### Passage provided:
- - -
The Linux approach can be a good solution for many active speakers, but I don't see it as a good solution for the line arrays that I am most interested in. The challenge I have with the line array is that I need many channels of amplification to implement electronic curvature. I think the best way to do that is to use lots of small class D amps for the midrange and tweeter arrays, plus an extra amp for the woofer. The prototype line array I made had 20 small power amps for each side, but next I want a more modular design where I can easily scale up or down by plugging 4-channel amp modules into a motherboard. That approach is best done with custom boards, and once you're in that even darker territory, it makes sense to use a DSP module vs computer DSP.
You have always been into "rolling your own"! But you could buy hardware and be up and running in a couple of hours. Just need to add amplification to suit, and as you say small class-D amps would make sense are are cheap to buy. Make changes anytime. That would probably be more expedient and get you to the finish line faster than "DSP modules" that you DIY yourself. And if you don't like how it performs you can turn around and sell the gear.
Another option you might consider, although a bit old school, is to pick up a used Crestron CNAMPX-16x60. Great quality amp. 16 channels each with 60W@8R, 90W@4R.
I don't want to completely derail this thread, so I'll answer Charlie's post by describing a multichannel amp board that could be used for building the improved arrays mentioned here 🙄....
If you go the route of many small amps to achieve electronic curvature, you don't need much power in each amp. You can get a lot of output with lots of small amps and lots of motors. I used a mix of Analog Devices SSM2518 (2W) and SSM3302 amps (15W) for my original prototype, and they do a fine job of filling a large room. What's more important is that the amps have a digital interface, so that you can eliminate a bank of DAC's and their filters. There are no small amp modules that I am aware of with I2S or TDM interfaces, so I am making my own amps. The next prototype will use the more powerful SSM3582. But I buy the DSP modules, because there is no point in making your own when you can buy ADAU1701 modules for around $10 or ADAU1466 modules for $40. I'm not into "rolling my own", but sometimes you have to...
- - -
### Record excerpts:
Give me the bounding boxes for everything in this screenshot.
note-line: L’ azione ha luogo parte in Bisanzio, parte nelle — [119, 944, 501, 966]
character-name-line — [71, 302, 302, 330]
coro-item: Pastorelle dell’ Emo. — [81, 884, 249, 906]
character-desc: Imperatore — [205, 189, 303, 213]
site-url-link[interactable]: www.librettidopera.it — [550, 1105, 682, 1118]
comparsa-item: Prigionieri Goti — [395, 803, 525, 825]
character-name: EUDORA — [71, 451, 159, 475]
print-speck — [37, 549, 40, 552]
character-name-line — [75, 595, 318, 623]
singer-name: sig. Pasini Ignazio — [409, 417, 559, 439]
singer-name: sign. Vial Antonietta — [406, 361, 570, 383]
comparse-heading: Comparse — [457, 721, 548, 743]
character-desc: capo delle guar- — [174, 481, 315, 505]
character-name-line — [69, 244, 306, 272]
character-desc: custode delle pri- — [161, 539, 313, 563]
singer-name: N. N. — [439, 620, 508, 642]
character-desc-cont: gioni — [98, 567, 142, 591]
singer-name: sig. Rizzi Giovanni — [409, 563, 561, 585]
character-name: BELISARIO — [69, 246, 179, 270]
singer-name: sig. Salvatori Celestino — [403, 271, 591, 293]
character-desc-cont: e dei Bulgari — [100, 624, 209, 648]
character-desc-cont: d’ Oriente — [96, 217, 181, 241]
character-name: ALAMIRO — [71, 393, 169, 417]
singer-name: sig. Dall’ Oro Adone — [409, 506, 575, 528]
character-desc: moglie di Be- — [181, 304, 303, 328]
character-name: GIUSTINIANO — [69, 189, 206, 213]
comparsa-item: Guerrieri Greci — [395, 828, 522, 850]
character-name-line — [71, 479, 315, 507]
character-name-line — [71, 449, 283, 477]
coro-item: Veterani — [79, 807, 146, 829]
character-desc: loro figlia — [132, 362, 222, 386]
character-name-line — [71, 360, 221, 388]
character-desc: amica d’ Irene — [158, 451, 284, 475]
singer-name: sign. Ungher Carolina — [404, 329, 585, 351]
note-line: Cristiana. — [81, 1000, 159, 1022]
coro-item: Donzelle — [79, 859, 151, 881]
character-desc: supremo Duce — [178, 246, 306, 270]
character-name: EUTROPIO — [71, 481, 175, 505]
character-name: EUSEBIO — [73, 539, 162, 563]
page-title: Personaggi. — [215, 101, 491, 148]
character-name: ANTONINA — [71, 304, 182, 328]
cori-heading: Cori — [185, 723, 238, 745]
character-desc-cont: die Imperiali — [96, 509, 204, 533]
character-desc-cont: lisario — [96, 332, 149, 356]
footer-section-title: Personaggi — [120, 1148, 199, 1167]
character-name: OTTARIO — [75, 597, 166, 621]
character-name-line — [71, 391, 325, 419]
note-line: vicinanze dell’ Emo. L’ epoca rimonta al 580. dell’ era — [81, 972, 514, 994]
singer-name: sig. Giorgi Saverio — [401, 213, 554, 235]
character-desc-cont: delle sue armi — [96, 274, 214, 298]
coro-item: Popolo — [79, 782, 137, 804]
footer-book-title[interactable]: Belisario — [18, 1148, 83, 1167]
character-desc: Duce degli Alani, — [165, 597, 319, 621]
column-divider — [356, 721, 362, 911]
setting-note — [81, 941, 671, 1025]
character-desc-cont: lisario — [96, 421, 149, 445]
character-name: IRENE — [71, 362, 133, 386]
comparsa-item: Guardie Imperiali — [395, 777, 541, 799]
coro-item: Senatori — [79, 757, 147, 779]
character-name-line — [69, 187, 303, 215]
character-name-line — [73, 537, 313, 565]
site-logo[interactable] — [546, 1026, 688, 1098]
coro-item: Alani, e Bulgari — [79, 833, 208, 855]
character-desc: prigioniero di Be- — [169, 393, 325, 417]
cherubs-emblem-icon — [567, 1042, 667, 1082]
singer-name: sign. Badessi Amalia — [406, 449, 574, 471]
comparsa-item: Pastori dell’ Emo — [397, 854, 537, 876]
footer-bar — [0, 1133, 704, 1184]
- - -
### Requirements:
Repeat, word for word, the part of the forum thread on line array amplification that opens with the words containing "You have always" and closes with "sell the gear.".

### Final result:
You have always been into "rolling your own"! But you could buy hardware and be up and running in a couple of hours. Just need to add amplification to suit, and as you say small class-D amps would make sense are are cheap to buy. Make changes anytime. That would probably be more expedient and get you to the finish line faster than "DSP modules" that you DIY yourself. And if you don't like how it performs you can turn around and sell the gear.